→ **What is being asked**
Note how many lines of the material that follows include the string "inspector", and state only that number.

→ **The records**

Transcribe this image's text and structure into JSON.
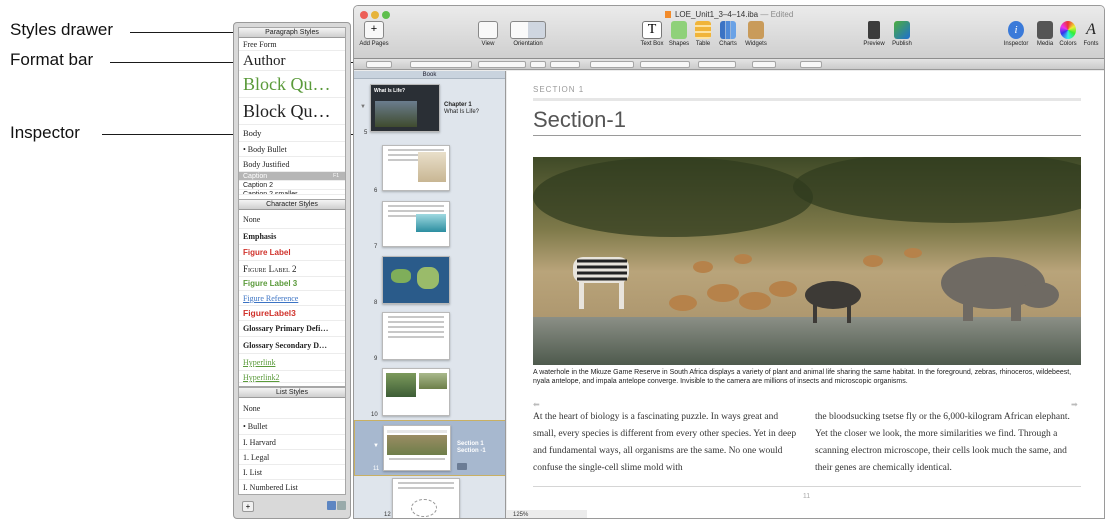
{
  "callouts": {
    "styles_drawer": "Styles drawer",
    "format_bar": "Format bar",
    "inspector": "Inspector"
  },
  "drawer": {
    "paragraph_header": "Paragraph Styles",
    "paragraph_styles": [
      "Free Form",
      "Author",
      "Block Qu…",
      "Block Qu…",
      "Body",
      "• Body Bullet",
      "Body Justified",
      "Caption",
      "Caption 2",
      "Caption 2 smaller"
    ],
    "caption_shortcut": "F1",
    "character_header": "Character Styles",
    "character_styles": [
      "None",
      "Emphasis",
      "Figure Label",
      "Figure Label 2",
      "Figure Label 3",
      "Figure Reference",
      "FigureLabel3",
      "Glossary Primary Defi…",
      "Glossary Secondary D…",
      "Hyperlink",
      "Hyperlink2"
    ],
    "list_header": "List Styles",
    "list_styles": [
      "None",
      "• Bullet",
      "I. Harvard",
      "1. Legal",
      "I. List",
      "I. Numbered List"
    ],
    "add_label": "+"
  },
  "window": {
    "title": "LOE_Unit1_3–4–14.iba",
    "edited": "— Edited"
  },
  "toolbar": {
    "add_pages": "Add Pages",
    "view": "View",
    "orientation": "Orientation",
    "text_box": "Text Box",
    "shapes": "Shapes",
    "table": "Table",
    "charts": "Charts",
    "widgets": "Widgets",
    "preview": "Preview",
    "publish": "Publish",
    "inspector": "Inspector",
    "media": "Media",
    "colors": "Colors",
    "fonts": "Fonts"
  },
  "sidebar": {
    "book_label": "Book",
    "chapter_title": "Chapter 1",
    "chapter_subtitle": "What Is Life?",
    "thumb_banner": "What Is Life?",
    "section_title": "Section 1",
    "section_subtitle": "Section -1",
    "page_numbers": [
      "5",
      "6",
      "7",
      "8",
      "9",
      "10",
      "11",
      "12"
    ]
  },
  "document": {
    "section_label": "SECTION 1",
    "section_title": "Section-1",
    "caption": "A waterhole in the Mkuze Game Reserve in South Africa displays a variety of plant and animal life sharing the same habitat. In the foreground, zebras, rhinoceros, wildebeest, nyala antelope, and impala antelope converge. Invisible to the camera are millions of insects and microscopic organisms.",
    "col1": "At the heart of biology is a fascinating puzzle. In ways great and small, every species is different from every other species. Yet in deep and fundamental ways, all organisms are the same. No one would confuse the single-cell slime mold with",
    "col2": "the bloodsucking tsetse fly or the 6,000-kilogram African elephant. Yet the closer we look, the more similarities we find. Through a scanning electron microscope, their cells look much the same, and their genes are chemically identical.",
    "page_number": "11"
  },
  "status": {
    "zoom": "125%"
  },
  "colors": {
    "selection_blue": "#a7b8cf",
    "figure_label_red": "#d0322b",
    "green_style": "#5a9a3a",
    "link_blue": "#3b73c4"
  }
}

→ **Result for this exercise**
2